- Work instructions: All of the data should be repeated exactly; pictures are not part of the copy.

- Provided data:
────────────────────

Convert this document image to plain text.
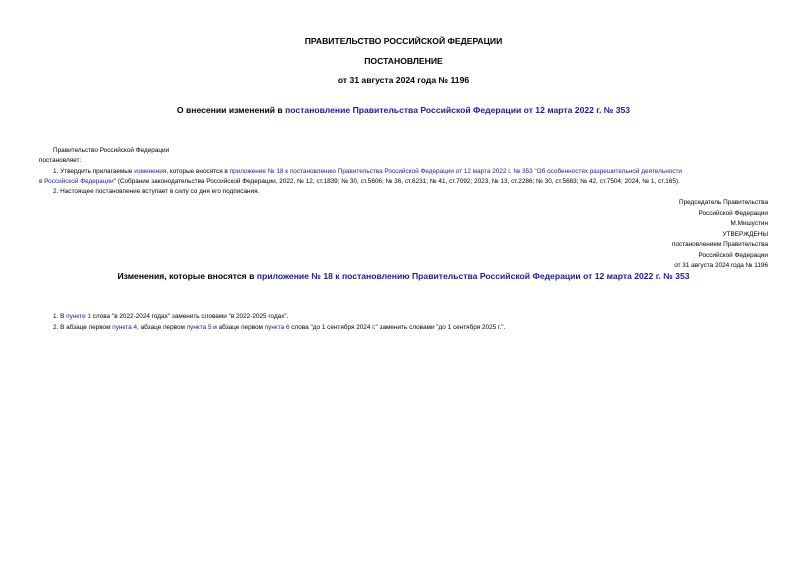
ПРАВИТЕЛЬСТВО РОССИЙСКОЙ ФЕДЕРАЦИИ
ПОСТАНОВЛЕНИЕ
от 31 августа 2024 года № 1196
О внесении изменений в постановление Правительства Российской Федерации от 12 марта 2022 г. № 353
Правительство Российской Федерации
постановляет:
1. Утвердить прилагаемые изменения, которые вносятся в приложение № 18 к постановлению Правительства Российской Федерации от 12 марта 2022 г. № 353 "Об особенностях разрешительной деятельности
в Российской Федерации" (Собрание законодательства Российской Федерации, 2022, № 12, ст.1839; № 30, ст.5606; № 36, ст.6231; № 41, ст.7092; 2023, № 13, ст.2286; № 30, ст.5683; № 42, ст.7504; 2024, № 1, ст.165).
2. Настоящее постановление вступает в силу со дня его подписания.
Председатель Правительства
Российской Федерации
М.Мишустин
УТВЕРЖДЕНЫ
постановлением Правительства
Российской Федерации
от 31 августа 2024 года № 1196
Изменения, которые вносятся в приложение № 18 к постановлению Правительства Российской Федерации от 12 марта 2022 г. № 353
1. В пункте 1 слова "в 2022-2024 годах" заменить словами "в 2022-2025 годах".
2. В абзаце первом пункта 4, абзаце первом пункта 5 и абзаце первом пункта 6 слова "до 1 сентября 2024 г." заменить словами "до 1 сентября 2025 г.".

────────────────────

- Result of this exercise:
Convert this document image to plain text.
ПРАВИТЕЛЬСТВО РОССИЙСКОЙ ФЕДЕРАЦИИ
ПОСТАНОВЛЕНИЕ
от 31 августа 2024 года № 1196
О внесении изменений в постановление Правительства Российской Федерации от 12 марта 2022 г. № 353
Правительство Российской Федерации
постановляет:
1. Утвердить прилагаемые изменения, которые вносятся в приложение № 18 к постановлению Правительства Российской Федерации от 12 марта 2022 г. № 353 "Об особенностях разрешительной деятельности
в Российской Федерации" (Собрание законодательства Российской Федерации, 2022, № 12, ст.1839; № 30, ст.5606; № 36, ст.6231; № 41, ст.7092; 2023, № 13, ст.2286; № 30, ст.5683; № 42, ст.7504; 2024, № 1, ст.165).
2. Настоящее постановление вступает в силу со дня его подписания.
Председатель Правительства
Российской Федерации
М.Мишустин
УТВЕРЖДЕНЫ
постановлением Правительства
Российской Федерации
от 31 августа 2024 года № 1196
Изменения, которые вносятся в приложение № 18 к постановлению Правительства Российской Федерации от 12 марта 2022 г. № 353
1. В пункте 1 слова "в 2022-2024 годах" заменить словами "в 2022-2025 годах".
2. В абзаце первом пункта 4, абзаце первом пункта 5 и абзаце первом пункта 6 слова "до 1 сентября 2024 г." заменить словами "до 1 сентября 2025 г.".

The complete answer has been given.